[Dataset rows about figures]
▬▬▬▬▬▬

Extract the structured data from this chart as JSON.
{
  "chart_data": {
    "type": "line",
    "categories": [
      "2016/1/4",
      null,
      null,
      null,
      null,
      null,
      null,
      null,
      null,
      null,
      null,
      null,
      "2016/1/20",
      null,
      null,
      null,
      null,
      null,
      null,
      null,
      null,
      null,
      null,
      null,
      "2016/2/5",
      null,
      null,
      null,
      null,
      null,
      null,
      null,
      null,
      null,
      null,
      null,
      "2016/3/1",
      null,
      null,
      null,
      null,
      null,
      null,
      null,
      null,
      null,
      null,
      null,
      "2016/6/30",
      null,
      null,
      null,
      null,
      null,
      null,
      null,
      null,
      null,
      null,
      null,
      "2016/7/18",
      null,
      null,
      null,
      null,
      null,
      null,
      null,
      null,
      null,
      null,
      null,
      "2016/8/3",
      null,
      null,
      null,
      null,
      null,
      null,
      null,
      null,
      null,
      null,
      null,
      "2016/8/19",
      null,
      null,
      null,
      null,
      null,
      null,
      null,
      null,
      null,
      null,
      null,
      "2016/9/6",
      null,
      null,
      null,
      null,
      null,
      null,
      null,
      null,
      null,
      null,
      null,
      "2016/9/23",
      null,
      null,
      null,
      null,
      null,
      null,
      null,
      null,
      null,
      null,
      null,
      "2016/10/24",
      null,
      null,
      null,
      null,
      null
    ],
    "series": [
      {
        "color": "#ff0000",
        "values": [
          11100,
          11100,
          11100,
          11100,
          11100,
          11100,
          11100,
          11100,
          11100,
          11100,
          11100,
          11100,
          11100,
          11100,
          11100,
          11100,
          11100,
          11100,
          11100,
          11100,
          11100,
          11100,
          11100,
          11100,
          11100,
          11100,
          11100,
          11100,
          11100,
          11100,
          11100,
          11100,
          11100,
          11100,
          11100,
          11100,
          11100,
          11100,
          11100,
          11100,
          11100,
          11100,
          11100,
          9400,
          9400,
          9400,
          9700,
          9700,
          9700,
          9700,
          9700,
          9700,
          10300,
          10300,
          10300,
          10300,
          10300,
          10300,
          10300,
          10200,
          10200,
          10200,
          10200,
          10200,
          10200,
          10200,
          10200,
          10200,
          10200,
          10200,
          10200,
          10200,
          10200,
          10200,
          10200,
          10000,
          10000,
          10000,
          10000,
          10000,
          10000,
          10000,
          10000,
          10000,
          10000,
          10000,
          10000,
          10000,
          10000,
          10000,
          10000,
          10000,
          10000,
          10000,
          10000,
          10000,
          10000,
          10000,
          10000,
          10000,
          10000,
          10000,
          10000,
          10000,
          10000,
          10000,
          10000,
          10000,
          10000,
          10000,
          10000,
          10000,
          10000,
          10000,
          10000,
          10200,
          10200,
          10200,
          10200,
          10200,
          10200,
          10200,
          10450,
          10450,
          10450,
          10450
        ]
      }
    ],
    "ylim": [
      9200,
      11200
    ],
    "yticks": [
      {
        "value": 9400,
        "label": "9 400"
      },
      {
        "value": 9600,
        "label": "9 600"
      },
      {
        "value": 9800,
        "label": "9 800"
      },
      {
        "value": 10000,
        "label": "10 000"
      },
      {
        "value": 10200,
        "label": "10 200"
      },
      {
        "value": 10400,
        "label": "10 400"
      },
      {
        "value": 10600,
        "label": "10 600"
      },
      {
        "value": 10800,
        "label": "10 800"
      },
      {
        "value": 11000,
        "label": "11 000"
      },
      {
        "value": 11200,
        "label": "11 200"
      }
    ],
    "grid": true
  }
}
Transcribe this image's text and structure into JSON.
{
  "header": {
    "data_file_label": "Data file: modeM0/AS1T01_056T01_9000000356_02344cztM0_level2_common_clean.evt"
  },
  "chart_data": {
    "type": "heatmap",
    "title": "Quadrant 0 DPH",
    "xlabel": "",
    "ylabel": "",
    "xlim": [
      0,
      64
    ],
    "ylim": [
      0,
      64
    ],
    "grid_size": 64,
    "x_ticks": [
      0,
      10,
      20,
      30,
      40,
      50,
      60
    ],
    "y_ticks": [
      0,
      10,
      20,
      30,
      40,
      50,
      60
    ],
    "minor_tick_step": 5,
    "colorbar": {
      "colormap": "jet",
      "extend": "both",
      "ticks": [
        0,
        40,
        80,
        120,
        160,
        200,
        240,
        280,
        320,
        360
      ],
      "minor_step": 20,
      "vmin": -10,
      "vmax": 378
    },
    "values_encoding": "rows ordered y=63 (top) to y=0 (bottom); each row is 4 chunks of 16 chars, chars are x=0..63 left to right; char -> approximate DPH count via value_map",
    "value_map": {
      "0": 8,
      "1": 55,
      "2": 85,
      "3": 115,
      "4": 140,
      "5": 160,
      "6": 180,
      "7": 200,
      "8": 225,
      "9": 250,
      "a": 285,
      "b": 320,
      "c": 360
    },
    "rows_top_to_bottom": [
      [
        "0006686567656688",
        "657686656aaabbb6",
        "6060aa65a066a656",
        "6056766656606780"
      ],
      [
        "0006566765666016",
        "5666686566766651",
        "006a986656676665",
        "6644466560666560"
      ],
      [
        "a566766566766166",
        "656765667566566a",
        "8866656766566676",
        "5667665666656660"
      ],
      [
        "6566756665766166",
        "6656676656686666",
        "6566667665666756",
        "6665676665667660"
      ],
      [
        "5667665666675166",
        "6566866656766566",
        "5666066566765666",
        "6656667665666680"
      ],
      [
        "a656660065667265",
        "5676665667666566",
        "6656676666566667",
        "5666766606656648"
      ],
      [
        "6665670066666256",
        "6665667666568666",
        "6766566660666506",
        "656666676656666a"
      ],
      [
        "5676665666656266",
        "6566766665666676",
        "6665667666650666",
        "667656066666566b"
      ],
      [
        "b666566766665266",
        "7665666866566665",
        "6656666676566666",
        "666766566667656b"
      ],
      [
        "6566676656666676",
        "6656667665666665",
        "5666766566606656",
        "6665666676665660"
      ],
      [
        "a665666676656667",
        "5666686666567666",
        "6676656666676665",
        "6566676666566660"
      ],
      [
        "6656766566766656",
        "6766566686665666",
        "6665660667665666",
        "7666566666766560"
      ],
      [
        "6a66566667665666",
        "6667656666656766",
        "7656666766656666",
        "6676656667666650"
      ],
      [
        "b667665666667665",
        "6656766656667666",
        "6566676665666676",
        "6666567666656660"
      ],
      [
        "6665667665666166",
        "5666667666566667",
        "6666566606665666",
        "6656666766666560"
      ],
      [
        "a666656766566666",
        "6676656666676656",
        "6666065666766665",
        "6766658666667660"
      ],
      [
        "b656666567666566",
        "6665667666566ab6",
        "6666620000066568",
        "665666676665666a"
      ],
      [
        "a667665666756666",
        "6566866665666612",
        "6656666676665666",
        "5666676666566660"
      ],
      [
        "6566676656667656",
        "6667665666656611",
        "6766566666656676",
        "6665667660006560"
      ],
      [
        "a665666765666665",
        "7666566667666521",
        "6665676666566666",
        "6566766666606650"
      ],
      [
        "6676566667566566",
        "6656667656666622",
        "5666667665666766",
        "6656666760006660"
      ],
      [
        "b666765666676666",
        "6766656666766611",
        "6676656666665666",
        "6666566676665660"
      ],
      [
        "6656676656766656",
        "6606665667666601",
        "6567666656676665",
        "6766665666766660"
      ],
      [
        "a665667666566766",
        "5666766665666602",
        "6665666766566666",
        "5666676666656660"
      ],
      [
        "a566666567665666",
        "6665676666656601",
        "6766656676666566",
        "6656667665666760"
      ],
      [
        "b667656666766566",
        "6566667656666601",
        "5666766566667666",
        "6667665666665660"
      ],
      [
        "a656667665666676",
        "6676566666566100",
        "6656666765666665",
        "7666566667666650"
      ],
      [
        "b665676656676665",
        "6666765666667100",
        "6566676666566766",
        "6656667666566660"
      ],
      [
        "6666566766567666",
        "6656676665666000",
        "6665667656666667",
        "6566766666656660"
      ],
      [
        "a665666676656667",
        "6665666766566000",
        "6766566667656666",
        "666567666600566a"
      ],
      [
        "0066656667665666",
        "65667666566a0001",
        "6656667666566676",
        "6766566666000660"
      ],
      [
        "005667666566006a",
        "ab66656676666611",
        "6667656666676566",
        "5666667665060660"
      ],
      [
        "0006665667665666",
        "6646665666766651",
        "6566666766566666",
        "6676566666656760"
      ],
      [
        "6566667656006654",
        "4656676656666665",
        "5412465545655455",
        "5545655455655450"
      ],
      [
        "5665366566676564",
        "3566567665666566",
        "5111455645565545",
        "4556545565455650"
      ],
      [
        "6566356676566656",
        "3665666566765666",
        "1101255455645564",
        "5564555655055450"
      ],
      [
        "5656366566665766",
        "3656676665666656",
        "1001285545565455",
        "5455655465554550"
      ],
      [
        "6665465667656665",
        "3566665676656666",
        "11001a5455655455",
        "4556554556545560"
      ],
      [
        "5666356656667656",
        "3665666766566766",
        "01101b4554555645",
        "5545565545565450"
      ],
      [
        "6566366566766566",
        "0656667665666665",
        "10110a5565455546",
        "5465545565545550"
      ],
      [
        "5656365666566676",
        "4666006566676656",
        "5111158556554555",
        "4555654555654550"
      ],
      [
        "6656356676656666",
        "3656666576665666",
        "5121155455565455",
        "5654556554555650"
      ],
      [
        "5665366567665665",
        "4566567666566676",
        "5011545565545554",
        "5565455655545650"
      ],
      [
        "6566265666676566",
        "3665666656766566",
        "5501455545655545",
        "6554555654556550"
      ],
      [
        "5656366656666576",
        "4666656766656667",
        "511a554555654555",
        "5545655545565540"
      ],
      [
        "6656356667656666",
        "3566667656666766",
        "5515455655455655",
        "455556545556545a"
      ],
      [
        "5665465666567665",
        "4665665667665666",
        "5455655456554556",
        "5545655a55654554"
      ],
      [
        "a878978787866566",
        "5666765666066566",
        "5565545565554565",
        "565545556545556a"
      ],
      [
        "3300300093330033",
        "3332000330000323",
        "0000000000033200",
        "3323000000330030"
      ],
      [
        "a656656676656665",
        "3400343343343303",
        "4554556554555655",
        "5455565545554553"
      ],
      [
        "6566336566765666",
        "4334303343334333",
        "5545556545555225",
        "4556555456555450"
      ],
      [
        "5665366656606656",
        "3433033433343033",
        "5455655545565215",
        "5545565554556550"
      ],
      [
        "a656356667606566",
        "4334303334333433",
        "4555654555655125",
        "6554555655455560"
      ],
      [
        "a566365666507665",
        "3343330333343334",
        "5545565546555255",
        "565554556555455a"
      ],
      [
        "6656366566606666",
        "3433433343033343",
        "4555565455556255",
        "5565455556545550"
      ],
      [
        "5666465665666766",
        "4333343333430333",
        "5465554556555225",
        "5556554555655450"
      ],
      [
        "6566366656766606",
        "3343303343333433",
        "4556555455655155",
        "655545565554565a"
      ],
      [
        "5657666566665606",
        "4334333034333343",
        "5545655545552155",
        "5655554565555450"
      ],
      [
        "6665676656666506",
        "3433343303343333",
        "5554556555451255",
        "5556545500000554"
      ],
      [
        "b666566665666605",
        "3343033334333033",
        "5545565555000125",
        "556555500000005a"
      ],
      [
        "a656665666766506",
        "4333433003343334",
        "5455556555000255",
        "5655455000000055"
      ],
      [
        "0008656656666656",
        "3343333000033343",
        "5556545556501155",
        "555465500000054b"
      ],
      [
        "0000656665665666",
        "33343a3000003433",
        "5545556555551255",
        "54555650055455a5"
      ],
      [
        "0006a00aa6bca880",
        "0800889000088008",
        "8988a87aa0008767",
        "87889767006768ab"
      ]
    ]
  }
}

▬▬▬▬▬▬

### Exercise goal
Gather each line in the data that holds the string "JSON".

### Reply
Extract the structured data from this chart as JSON.
Transcribe this image's text and structure into JSON.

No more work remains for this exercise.